DATA ENTRIES:
━━━━━━
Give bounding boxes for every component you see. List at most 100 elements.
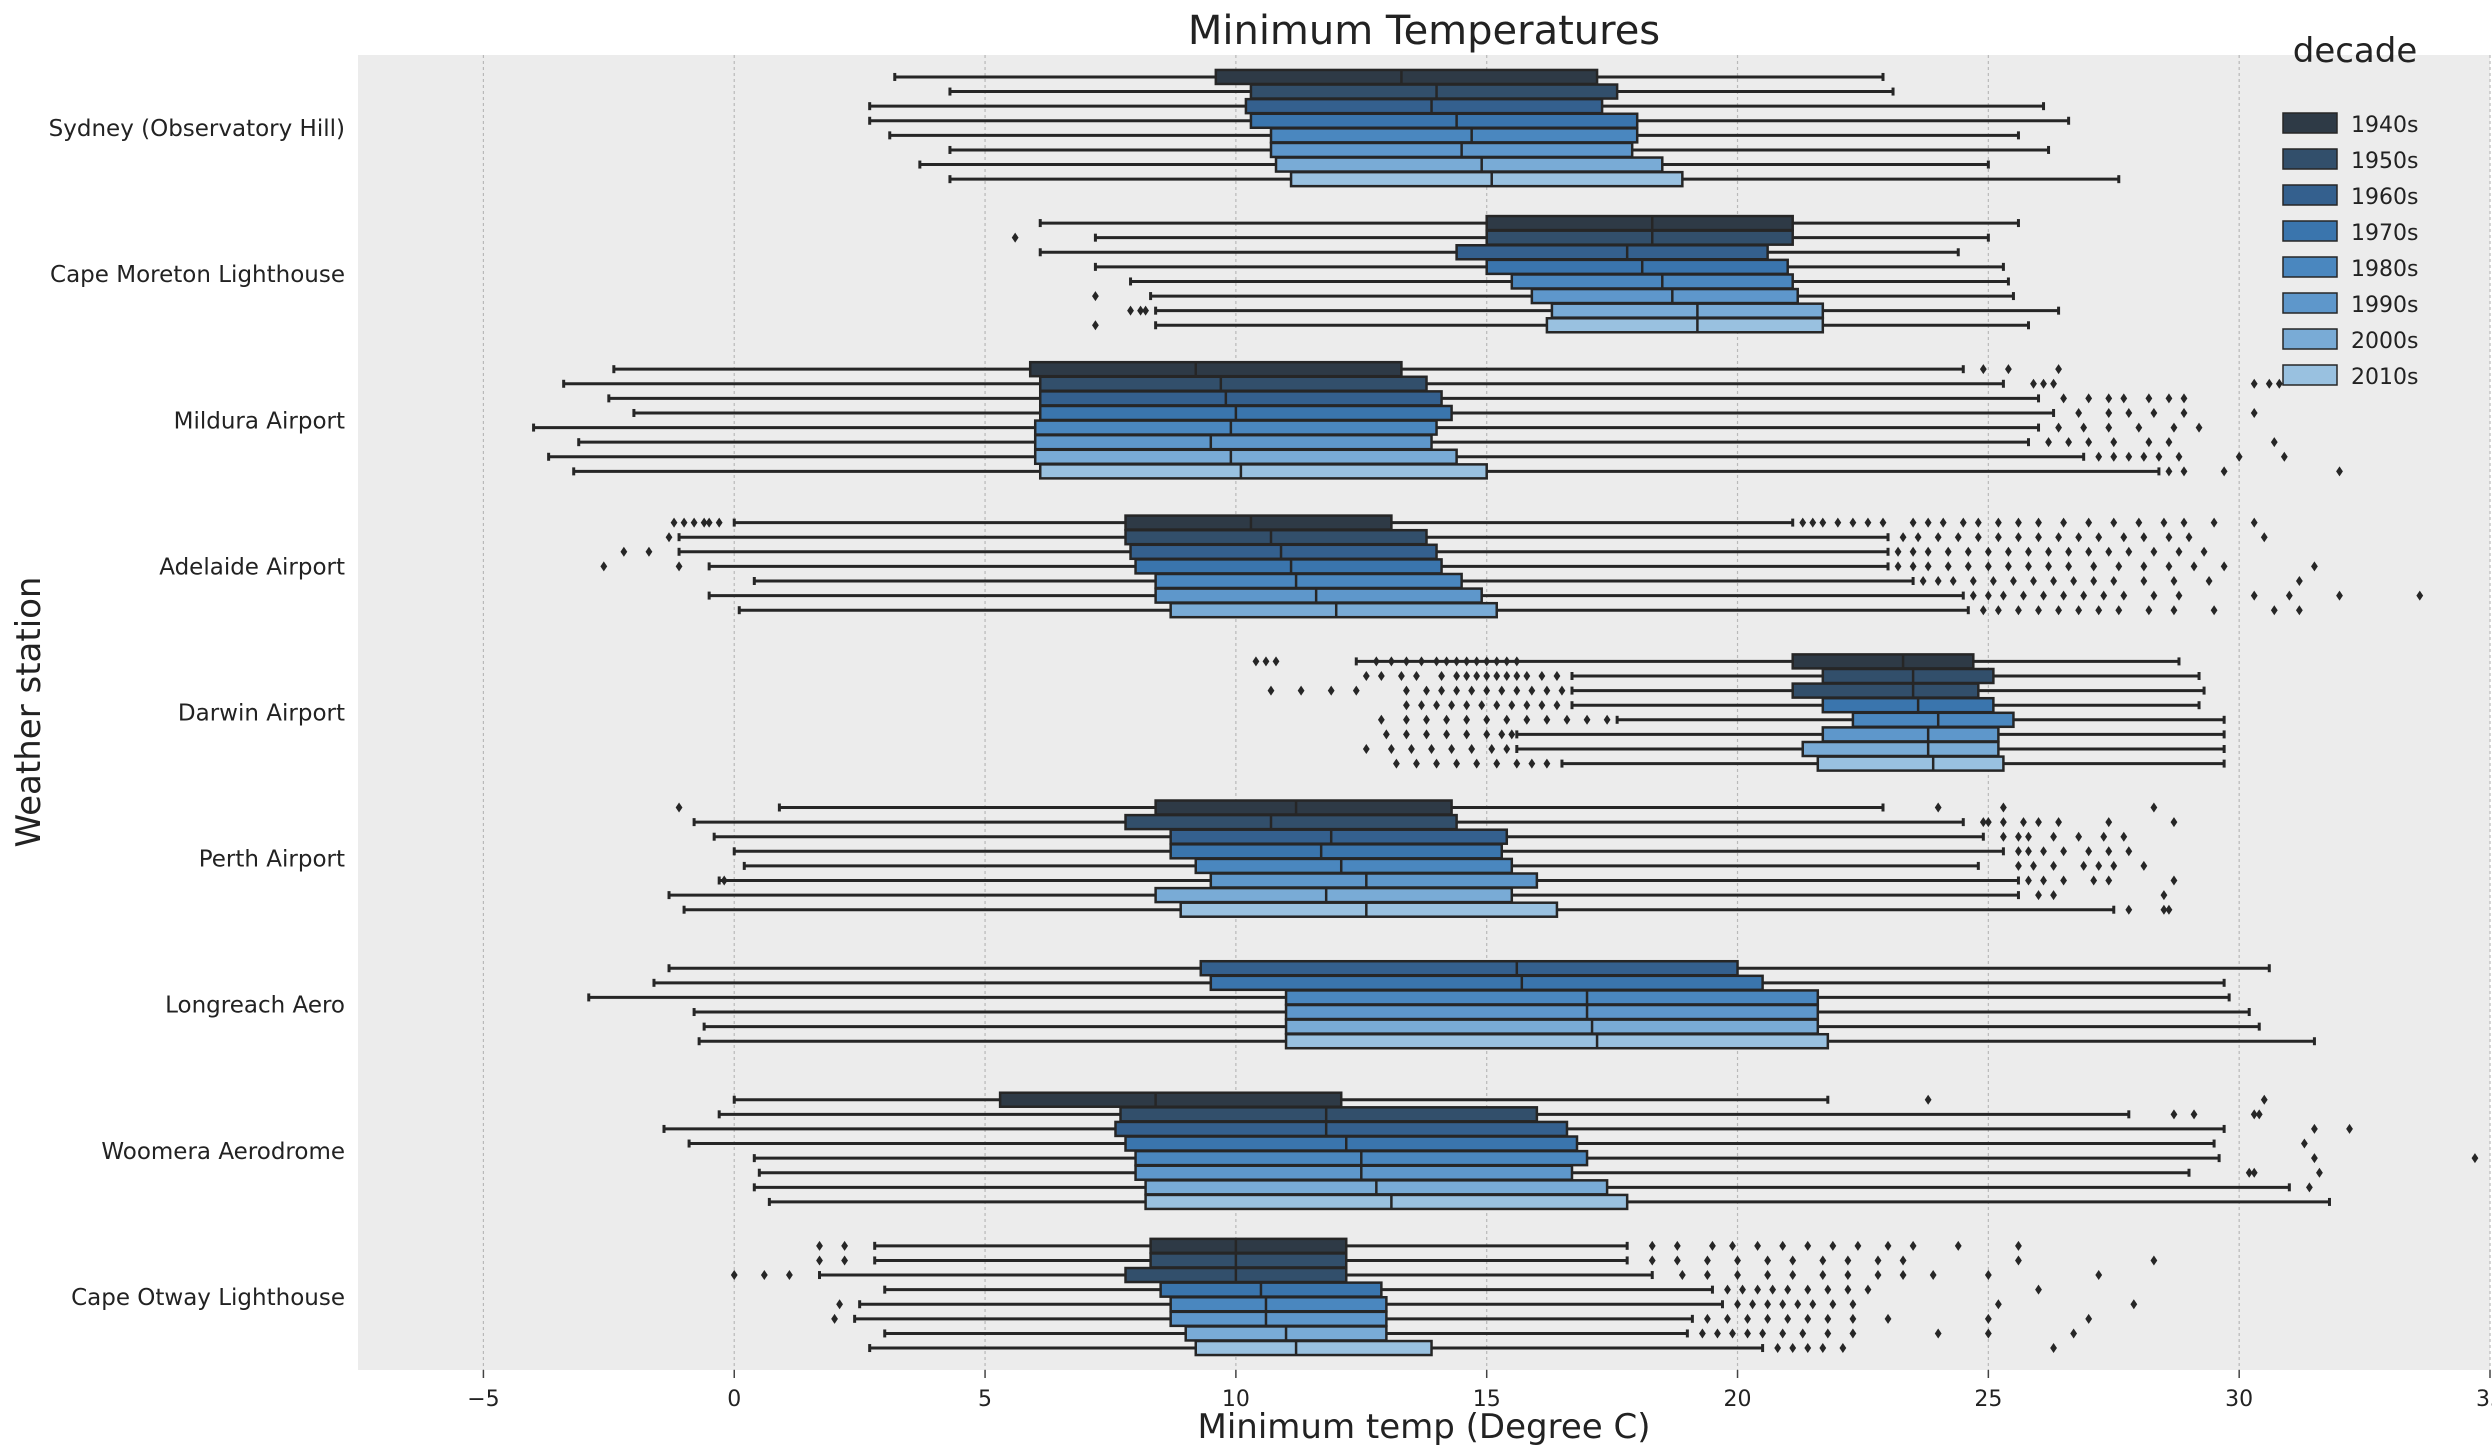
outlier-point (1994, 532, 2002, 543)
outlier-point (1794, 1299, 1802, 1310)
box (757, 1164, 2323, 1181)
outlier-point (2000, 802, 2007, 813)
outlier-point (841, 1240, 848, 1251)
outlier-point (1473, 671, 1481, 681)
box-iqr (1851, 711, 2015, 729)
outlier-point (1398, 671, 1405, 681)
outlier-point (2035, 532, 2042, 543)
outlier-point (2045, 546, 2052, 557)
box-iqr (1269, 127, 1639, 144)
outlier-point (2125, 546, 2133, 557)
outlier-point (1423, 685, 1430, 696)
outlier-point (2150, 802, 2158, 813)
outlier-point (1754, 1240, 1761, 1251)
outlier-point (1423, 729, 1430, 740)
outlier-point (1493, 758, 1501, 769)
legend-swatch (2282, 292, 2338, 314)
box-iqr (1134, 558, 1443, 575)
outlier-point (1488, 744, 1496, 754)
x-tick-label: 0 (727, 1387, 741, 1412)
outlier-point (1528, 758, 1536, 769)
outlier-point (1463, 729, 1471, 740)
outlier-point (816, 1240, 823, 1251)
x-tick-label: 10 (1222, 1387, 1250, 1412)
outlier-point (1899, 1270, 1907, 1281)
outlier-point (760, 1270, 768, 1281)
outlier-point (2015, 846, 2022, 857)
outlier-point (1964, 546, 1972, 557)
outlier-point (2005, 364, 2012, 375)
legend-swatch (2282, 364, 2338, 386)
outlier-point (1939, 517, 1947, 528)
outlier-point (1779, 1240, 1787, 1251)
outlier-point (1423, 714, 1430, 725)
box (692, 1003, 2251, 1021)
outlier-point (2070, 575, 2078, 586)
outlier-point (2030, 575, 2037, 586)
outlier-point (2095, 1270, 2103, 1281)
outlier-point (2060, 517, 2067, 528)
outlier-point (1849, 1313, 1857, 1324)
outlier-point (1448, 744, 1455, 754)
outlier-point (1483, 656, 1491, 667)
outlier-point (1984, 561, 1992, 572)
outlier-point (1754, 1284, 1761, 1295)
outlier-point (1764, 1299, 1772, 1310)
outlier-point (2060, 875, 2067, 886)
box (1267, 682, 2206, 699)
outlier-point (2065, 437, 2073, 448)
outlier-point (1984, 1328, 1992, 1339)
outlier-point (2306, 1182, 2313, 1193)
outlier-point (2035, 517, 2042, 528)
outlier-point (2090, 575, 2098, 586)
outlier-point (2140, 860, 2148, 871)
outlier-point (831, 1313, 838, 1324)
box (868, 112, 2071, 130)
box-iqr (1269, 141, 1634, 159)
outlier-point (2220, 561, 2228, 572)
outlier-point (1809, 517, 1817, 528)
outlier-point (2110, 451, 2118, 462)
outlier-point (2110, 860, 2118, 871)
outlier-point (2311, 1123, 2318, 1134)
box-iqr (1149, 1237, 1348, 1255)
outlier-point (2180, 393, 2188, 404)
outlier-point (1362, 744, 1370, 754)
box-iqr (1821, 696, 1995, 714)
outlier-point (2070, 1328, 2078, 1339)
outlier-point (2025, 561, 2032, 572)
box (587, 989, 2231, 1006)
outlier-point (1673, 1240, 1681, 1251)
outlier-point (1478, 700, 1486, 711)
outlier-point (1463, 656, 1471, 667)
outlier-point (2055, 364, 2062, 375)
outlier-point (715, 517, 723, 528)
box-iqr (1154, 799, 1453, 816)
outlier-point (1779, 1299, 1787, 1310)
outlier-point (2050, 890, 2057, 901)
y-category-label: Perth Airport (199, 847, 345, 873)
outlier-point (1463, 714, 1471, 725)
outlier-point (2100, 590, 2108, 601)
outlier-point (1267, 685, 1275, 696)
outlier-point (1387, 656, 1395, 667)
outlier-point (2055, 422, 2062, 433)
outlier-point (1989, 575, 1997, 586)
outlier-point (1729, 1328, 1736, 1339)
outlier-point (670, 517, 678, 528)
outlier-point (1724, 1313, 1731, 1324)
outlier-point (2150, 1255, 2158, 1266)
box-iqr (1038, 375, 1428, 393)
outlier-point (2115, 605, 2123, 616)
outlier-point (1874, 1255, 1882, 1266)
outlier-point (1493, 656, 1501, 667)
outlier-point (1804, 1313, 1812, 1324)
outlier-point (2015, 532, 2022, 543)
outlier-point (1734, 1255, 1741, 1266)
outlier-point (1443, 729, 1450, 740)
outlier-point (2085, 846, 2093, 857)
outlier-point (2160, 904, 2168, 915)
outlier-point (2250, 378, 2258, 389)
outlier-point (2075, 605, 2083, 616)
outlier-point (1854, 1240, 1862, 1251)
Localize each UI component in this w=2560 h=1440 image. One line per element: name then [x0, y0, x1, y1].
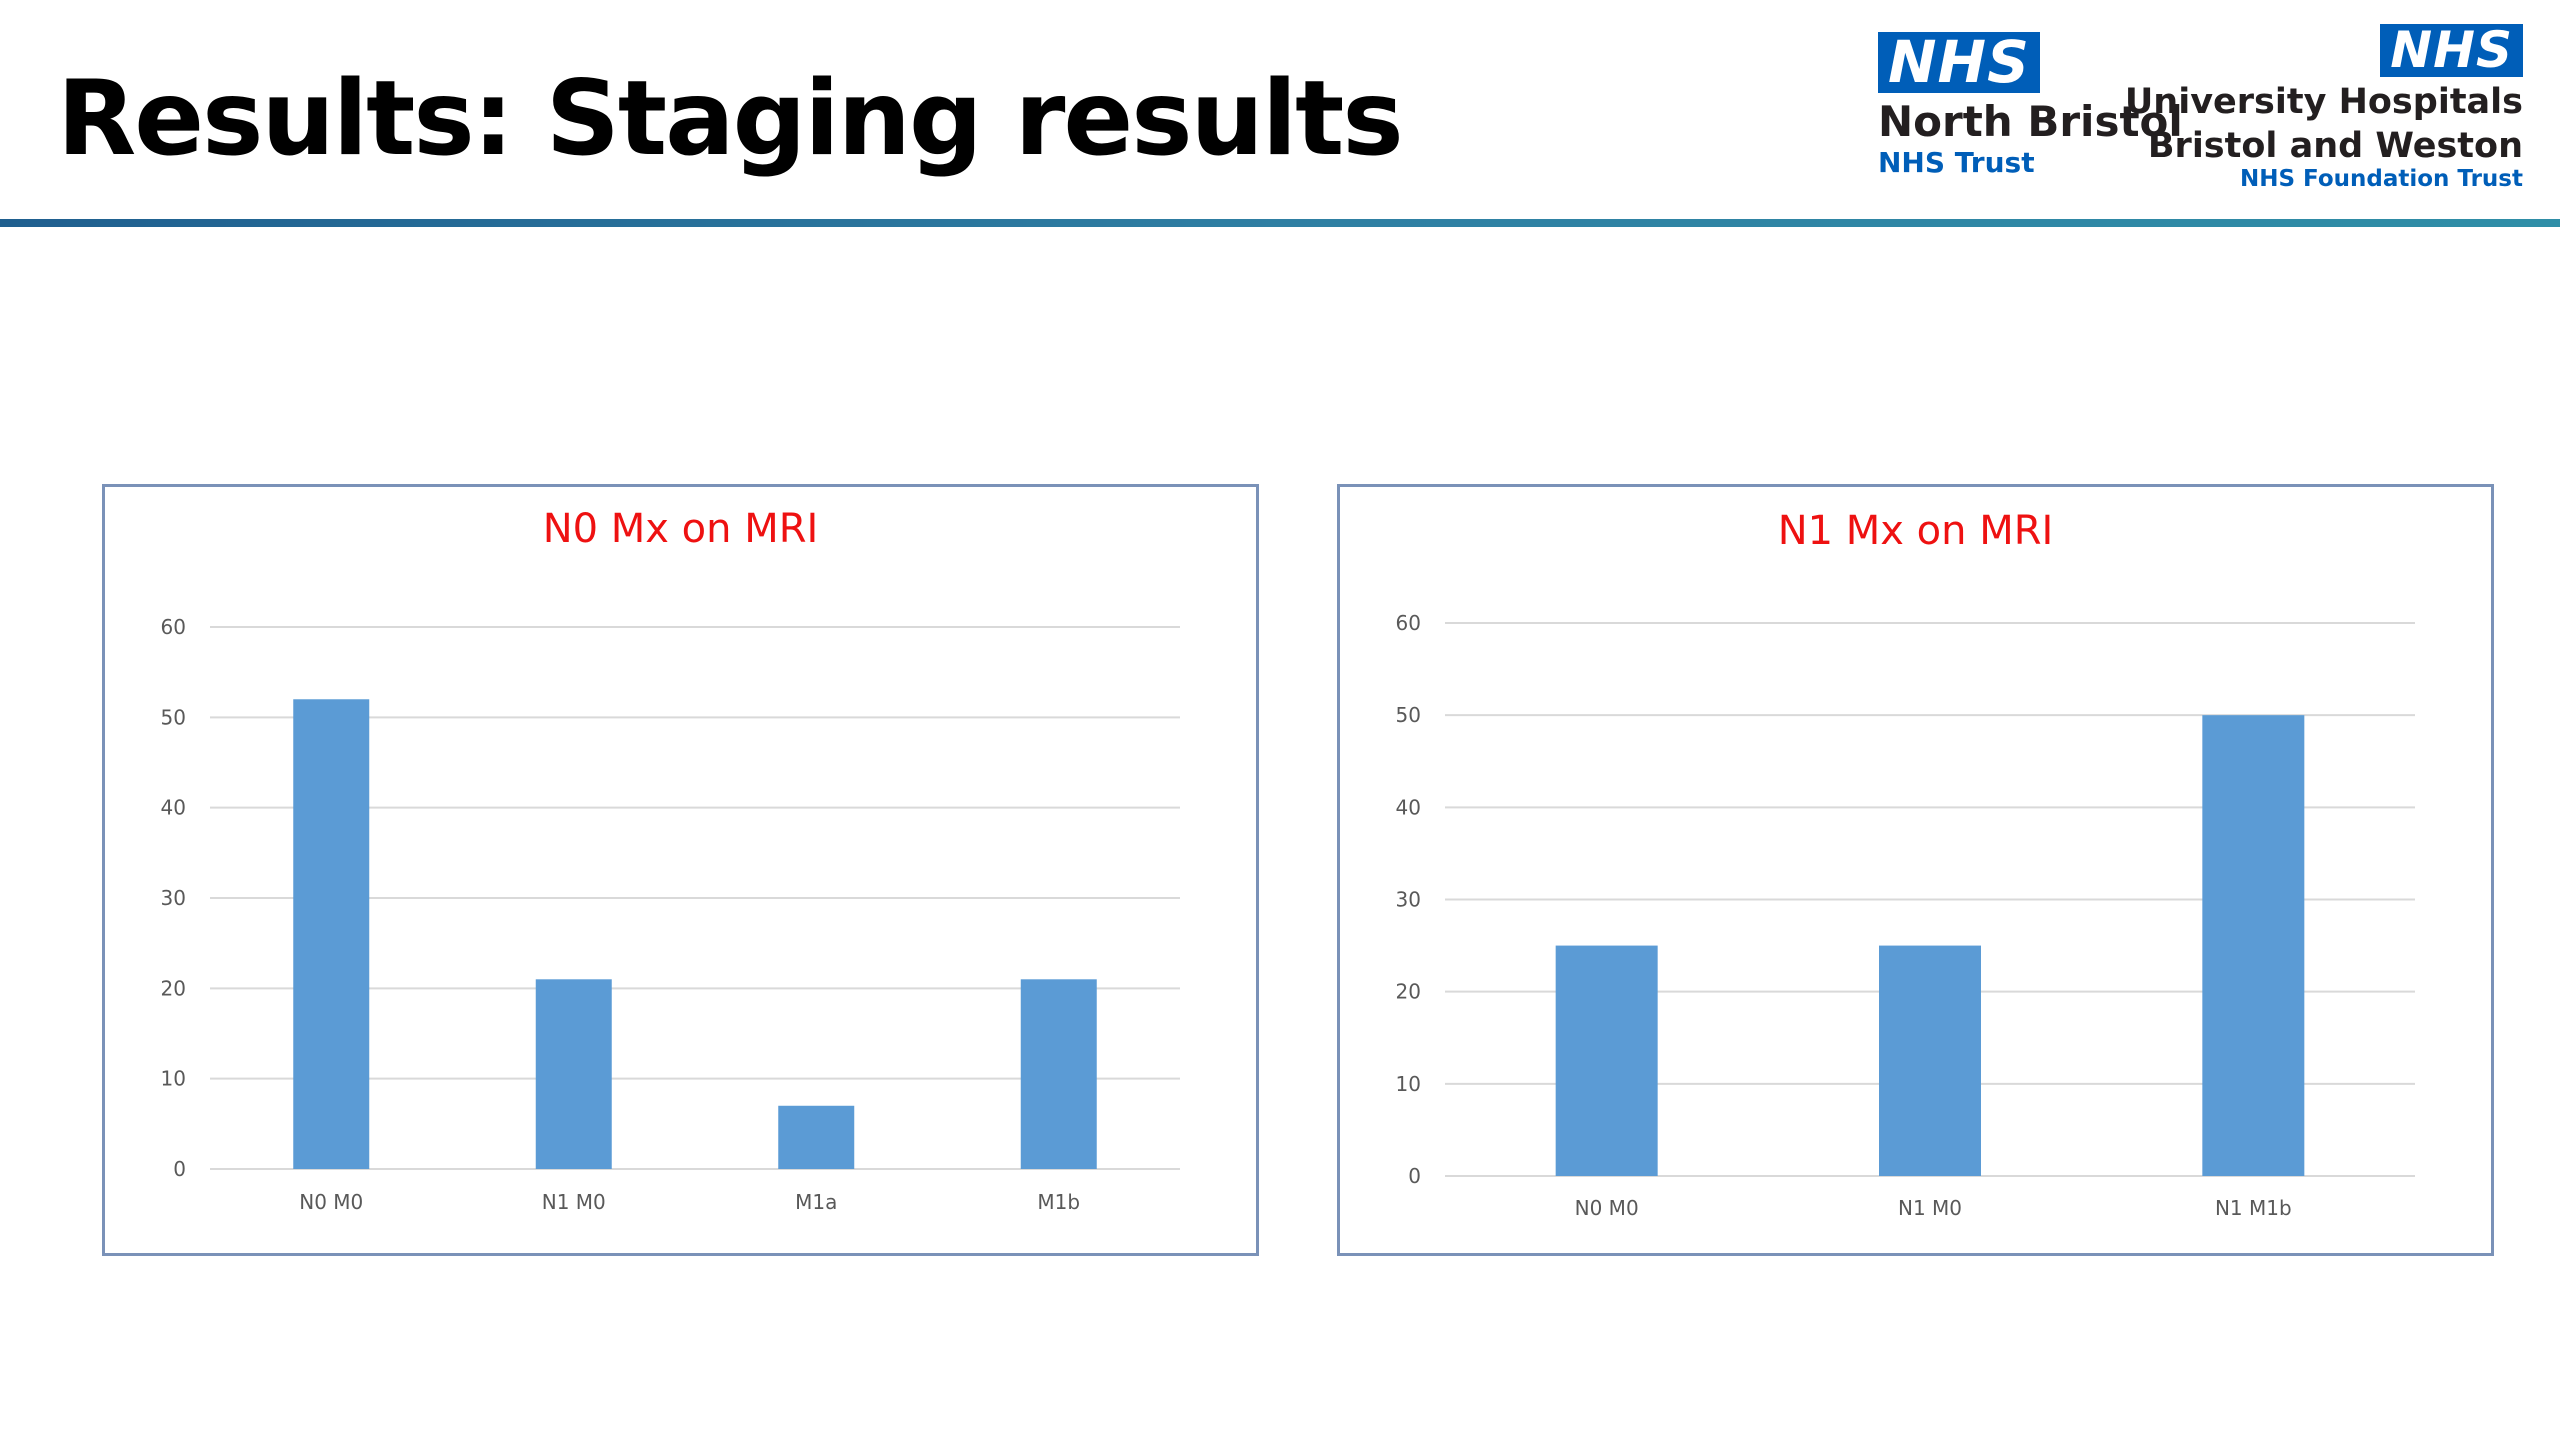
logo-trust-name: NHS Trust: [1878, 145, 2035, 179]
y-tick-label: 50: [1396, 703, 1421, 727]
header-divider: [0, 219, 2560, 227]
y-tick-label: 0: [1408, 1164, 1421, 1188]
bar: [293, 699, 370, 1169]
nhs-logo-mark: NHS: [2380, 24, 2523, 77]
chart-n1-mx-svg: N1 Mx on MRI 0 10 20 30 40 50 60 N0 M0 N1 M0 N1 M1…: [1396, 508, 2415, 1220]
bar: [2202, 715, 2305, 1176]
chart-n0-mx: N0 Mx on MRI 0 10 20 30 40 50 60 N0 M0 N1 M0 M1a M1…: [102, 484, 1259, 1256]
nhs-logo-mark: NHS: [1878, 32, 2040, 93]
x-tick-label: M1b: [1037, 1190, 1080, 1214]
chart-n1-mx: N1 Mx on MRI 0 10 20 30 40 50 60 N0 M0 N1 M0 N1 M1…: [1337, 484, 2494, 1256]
━━━━━━
Please rewrite the lines from the line with "outlier-point (1994, 532, 2002, 543)" up to and including the line with "outlier-point (2125, 546, 2133, 557)", renaming "outlier-point" to "outlier-marker" and leaving everything else unchanged.

outlier-marker (1994, 532, 2002, 543)
outlier-marker (1794, 1299, 1802, 1310)
box (757, 1164, 2323, 1181)
outlier-marker (2000, 802, 2007, 813)
outlier-marker (841, 1240, 848, 1251)
outlier-marker (1473, 671, 1481, 681)
box-iqr (1851, 711, 2015, 729)
outlier-marker (1398, 671, 1405, 681)
outlier-marker (2035, 532, 2042, 543)
outlier-marker (2045, 546, 2052, 557)
box-iqr (1269, 127, 1639, 144)
outlier-marker (2125, 546, 2133, 557)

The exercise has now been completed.